* [Dataset excerpt]
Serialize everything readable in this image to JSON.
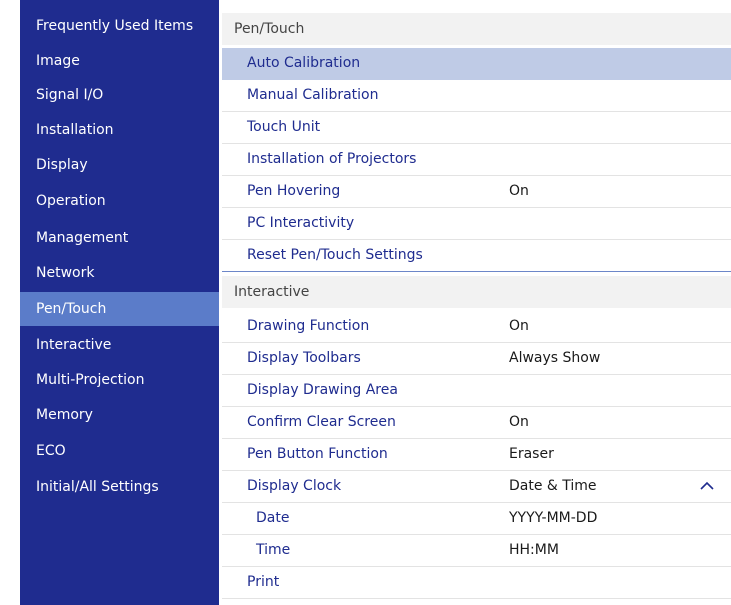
{
  "sidebar": {
    "items": [
      {
        "label": "Frequently Used Items"
      },
      {
        "label": "Image"
      },
      {
        "label": "Signal I/O"
      },
      {
        "label": "Installation"
      },
      {
        "label": "Display"
      },
      {
        "label": "Operation"
      },
      {
        "label": "Management"
      },
      {
        "label": "Network"
      },
      {
        "label": "Pen/Touch"
      },
      {
        "label": "Interactive"
      },
      {
        "label": "Multi-Projection"
      },
      {
        "label": "Memory"
      },
      {
        "label": "ECO"
      },
      {
        "label": "Initial/All Settings"
      }
    ],
    "selected_index": 8
  },
  "main": {
    "pen_touch": {
      "header": "Pen/Touch",
      "rows": [
        {
          "label": "Auto Calibration",
          "value": ""
        },
        {
          "label": "Manual Calibration",
          "value": ""
        },
        {
          "label": "Touch Unit",
          "value": ""
        },
        {
          "label": "Installation of Projectors",
          "value": ""
        },
        {
          "label": "Pen Hovering",
          "value": "On"
        },
        {
          "label": "PC Interactivity",
          "value": ""
        },
        {
          "label": "Reset Pen/Touch Settings",
          "value": ""
        }
      ]
    },
    "interactive": {
      "header": "Interactive",
      "rows": [
        {
          "label": "Drawing Function",
          "value": "On"
        },
        {
          "label": "Display Toolbars",
          "value": "Always Show"
        },
        {
          "label": "Display Drawing Area",
          "value": ""
        },
        {
          "label": "Confirm Clear Screen",
          "value": "On"
        },
        {
          "label": "Pen Button Function",
          "value": "Eraser"
        },
        {
          "label": "Display Clock",
          "value": "Date & Time",
          "icon": "chevron-up-icon"
        },
        {
          "label": "Date",
          "value": "YYYY-MM-DD"
        },
        {
          "label": "Time",
          "value": "HH:MM"
        },
        {
          "label": "Print",
          "value": ""
        }
      ]
    }
  },
  "colors": {
    "sidebar_bg": "#1f2c8f",
    "sidebar_selected": "#5b7cc9",
    "row_highlight": "#bfcbe6",
    "item_text": "#1f2c8f"
  }
}
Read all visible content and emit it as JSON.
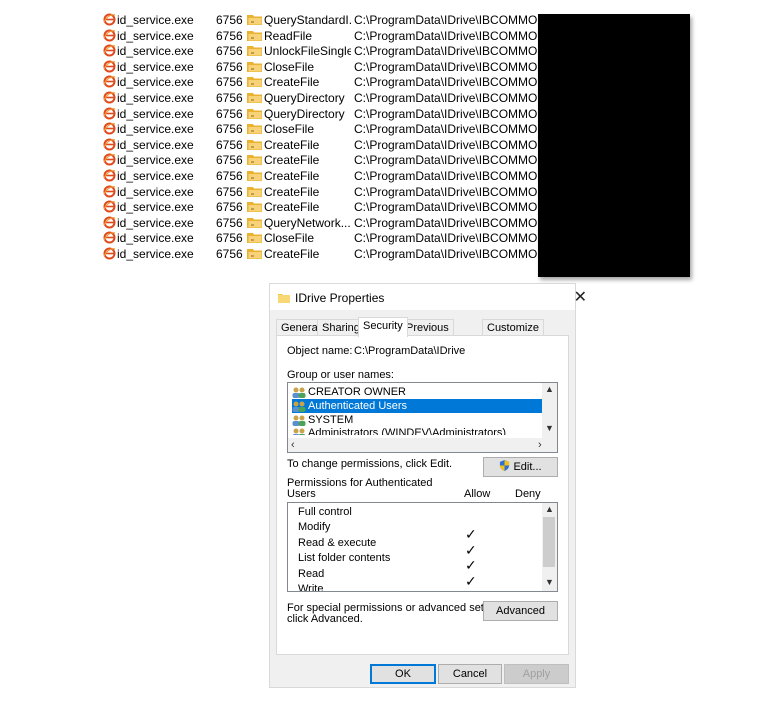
{
  "log": {
    "rows": [
      {
        "process": "id_service.exe",
        "pid": "6756",
        "operation": "QueryStandardI...",
        "path": "C:\\ProgramData\\IDrive\\IBCOMMON\\"
      },
      {
        "process": "id_service.exe",
        "pid": "6756",
        "operation": "ReadFile",
        "path": "C:\\ProgramData\\IDrive\\IBCOMMON\\"
      },
      {
        "process": "id_service.exe",
        "pid": "6756",
        "operation": "UnlockFileSingle",
        "path": "C:\\ProgramData\\IDrive\\IBCOMMON\\"
      },
      {
        "process": "id_service.exe",
        "pid": "6756",
        "operation": "CloseFile",
        "path": "C:\\ProgramData\\IDrive\\IBCOMMON\\"
      },
      {
        "process": "id_service.exe",
        "pid": "6756",
        "operation": "CreateFile",
        "path": "C:\\ProgramData\\IDrive\\IBCOMMON"
      },
      {
        "process": "id_service.exe",
        "pid": "6756",
        "operation": "QueryDirectory",
        "path": "C:\\ProgramData\\IDrive\\IBCOMMON\\"
      },
      {
        "process": "id_service.exe",
        "pid": "6756",
        "operation": "QueryDirectory",
        "path": "C:\\ProgramData\\IDrive\\IBCOMMON"
      },
      {
        "process": "id_service.exe",
        "pid": "6756",
        "operation": "CloseFile",
        "path": "C:\\ProgramData\\IDrive\\IBCOMMON"
      },
      {
        "process": "id_service.exe",
        "pid": "6756",
        "operation": "CreateFile",
        "path": "C:\\ProgramData\\IDrive\\IBCOMMON\\"
      },
      {
        "process": "id_service.exe",
        "pid": "6756",
        "operation": "CreateFile",
        "path": "C:\\ProgramData\\IDrive\\IBCOMMON\\"
      },
      {
        "process": "id_service.exe",
        "pid": "6756",
        "operation": "CreateFile",
        "path": "C:\\ProgramData\\IDrive\\IBCOMMON\\"
      },
      {
        "process": "id_service.exe",
        "pid": "6756",
        "operation": "CreateFile",
        "path": "C:\\ProgramData\\IDrive\\IBCOMMON\\"
      },
      {
        "process": "id_service.exe",
        "pid": "6756",
        "operation": "CreateFile",
        "path": "C:\\ProgramData\\IDrive\\IBCOMMON\\"
      },
      {
        "process": "id_service.exe",
        "pid": "6756",
        "operation": "QueryNetwork...",
        "path": "C:\\ProgramData\\IDrive\\IBCOMMON\\"
      },
      {
        "process": "id_service.exe",
        "pid": "6756",
        "operation": "CloseFile",
        "path": "C:\\ProgramData\\IDrive\\IBCOMMON\\"
      },
      {
        "process": "id_service.exe",
        "pid": "6756",
        "operation": "CreateFile",
        "path": "C:\\ProgramData\\IDrive\\IBCOMMON\\"
      }
    ],
    "process_icon": "ie-process-icon",
    "operation_icon": "filesystem-folder-icon",
    "redaction_color": "#000000"
  },
  "dialog": {
    "title": "IDrive Properties",
    "close_glyph": "✕",
    "tabs": [
      "General",
      "Sharing",
      "Security",
      "Previous Versions",
      "Customize"
    ],
    "active_tab": "Security",
    "object_name_label": "Object name:",
    "object_name_value": "C:\\ProgramData\\IDrive",
    "group_label": "Group or user names:",
    "users": [
      "CREATOR OWNER",
      "Authenticated Users",
      "SYSTEM",
      "Administrators (WINDEV\\Administrators)"
    ],
    "selected_user": "Authenticated Users",
    "change_text": "To change permissions, click Edit.",
    "edit_button": "Edit...",
    "permissions_for_line1": "Permissions for Authenticated",
    "permissions_for_line2": "Users",
    "allow_header": "Allow",
    "deny_header": "Deny",
    "permissions": [
      {
        "name": "Full control",
        "allow": false,
        "deny": false
      },
      {
        "name": "Modify",
        "allow": true,
        "deny": false
      },
      {
        "name": "Read & execute",
        "allow": true,
        "deny": false
      },
      {
        "name": "List folder contents",
        "allow": true,
        "deny": false
      },
      {
        "name": "Read",
        "allow": true,
        "deny": false
      },
      {
        "name": "Write",
        "allow": true,
        "deny": false
      }
    ],
    "check_glyph": "✓",
    "special_line1": "For special permissions or advanced settings,",
    "special_line2": "click Advanced.",
    "advanced_button": "Advanced",
    "ok_button": "OK",
    "cancel_button": "Cancel",
    "apply_button": "Apply",
    "selection_color": "#0078d7"
  }
}
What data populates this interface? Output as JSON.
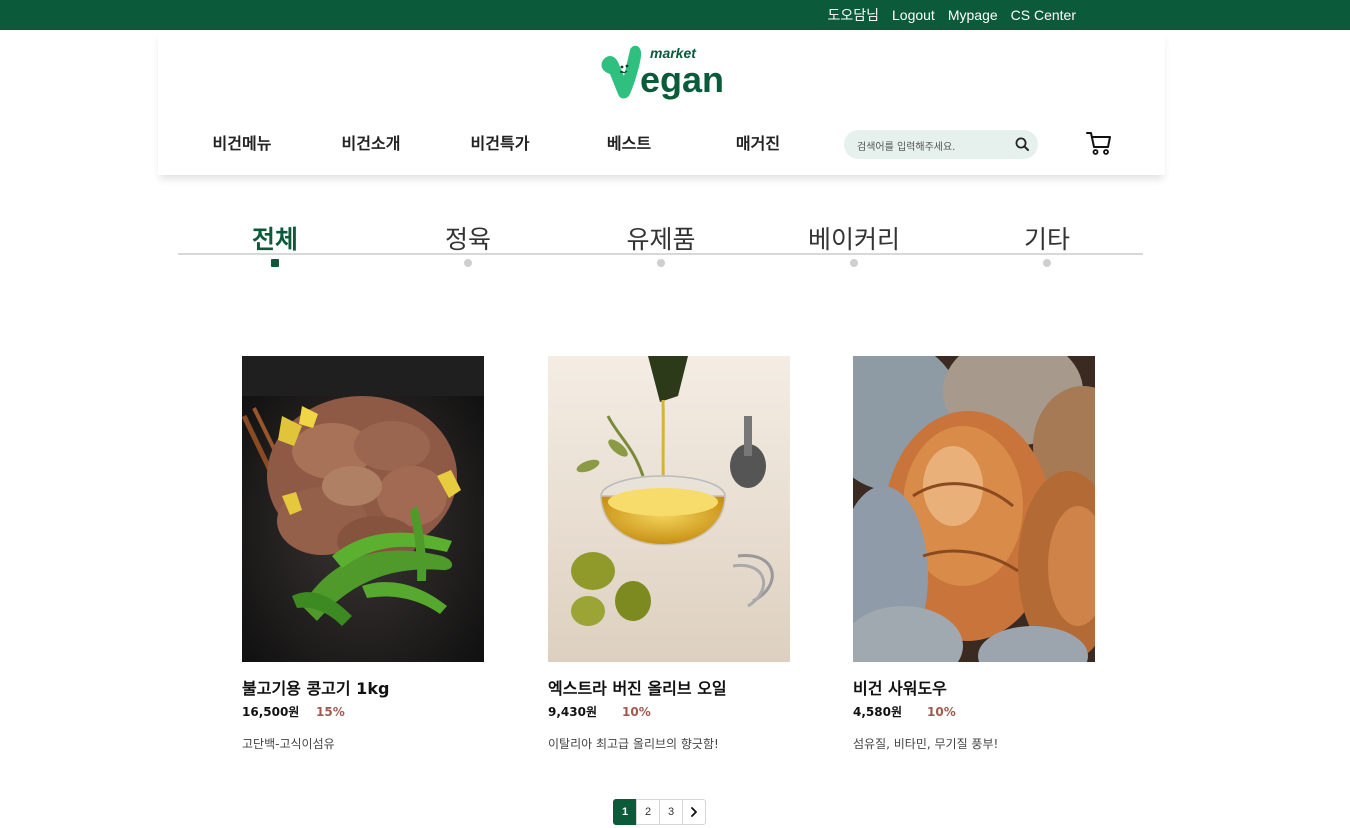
{
  "topbar": {
    "user": "도오담님",
    "logout": "Logout",
    "mypage": "Mypage",
    "cs_center": "CS Center",
    "bg_color": "#0b5a3a"
  },
  "logo": {
    "small_text": "market",
    "main_text": "egan"
  },
  "nav": {
    "items": [
      {
        "label": "비건메뉴"
      },
      {
        "label": "비건소개"
      },
      {
        "label": "비건특가"
      },
      {
        "label": "베스트"
      },
      {
        "label": "매거진"
      }
    ],
    "search_placeholder": "검색어를 입력해주세요.",
    "search_icon": "search-icon",
    "cart_icon": "cart-icon"
  },
  "categories": {
    "items": [
      {
        "label": "전체",
        "active": true
      },
      {
        "label": "정육",
        "active": false
      },
      {
        "label": "유제품",
        "active": false
      },
      {
        "label": "베이커리",
        "active": false
      },
      {
        "label": "기타",
        "active": false
      }
    ],
    "accent_color": "#0b5a3a"
  },
  "products": [
    {
      "name": "불고기용 콩고기 1kg",
      "price": "16,500원",
      "discount": "15%",
      "desc": "고단백-고식이섬유"
    },
    {
      "name": "엑스트라 버진 올리브 오일",
      "price": "9,430원",
      "discount": "10%",
      "desc": "이탈리아 최고급 올리브의 향긋함!"
    },
    {
      "name": "비건 사워도우",
      "price": "4,580원",
      "discount": "10%",
      "desc": "섬유질, 비타민, 무기질 풍부!"
    }
  ],
  "pagination": {
    "pages": [
      "1",
      "2",
      "3"
    ],
    "current": "1",
    "next_icon": "chevron-right-icon"
  }
}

* [Task to complete]
In the listing, find each line with the string "JSON" and copy it.

* [Full response]
Serialize everything readable in this image to JSON.
Read all visible content and emit it as JSON.
What data populates this interface? Output as JSON.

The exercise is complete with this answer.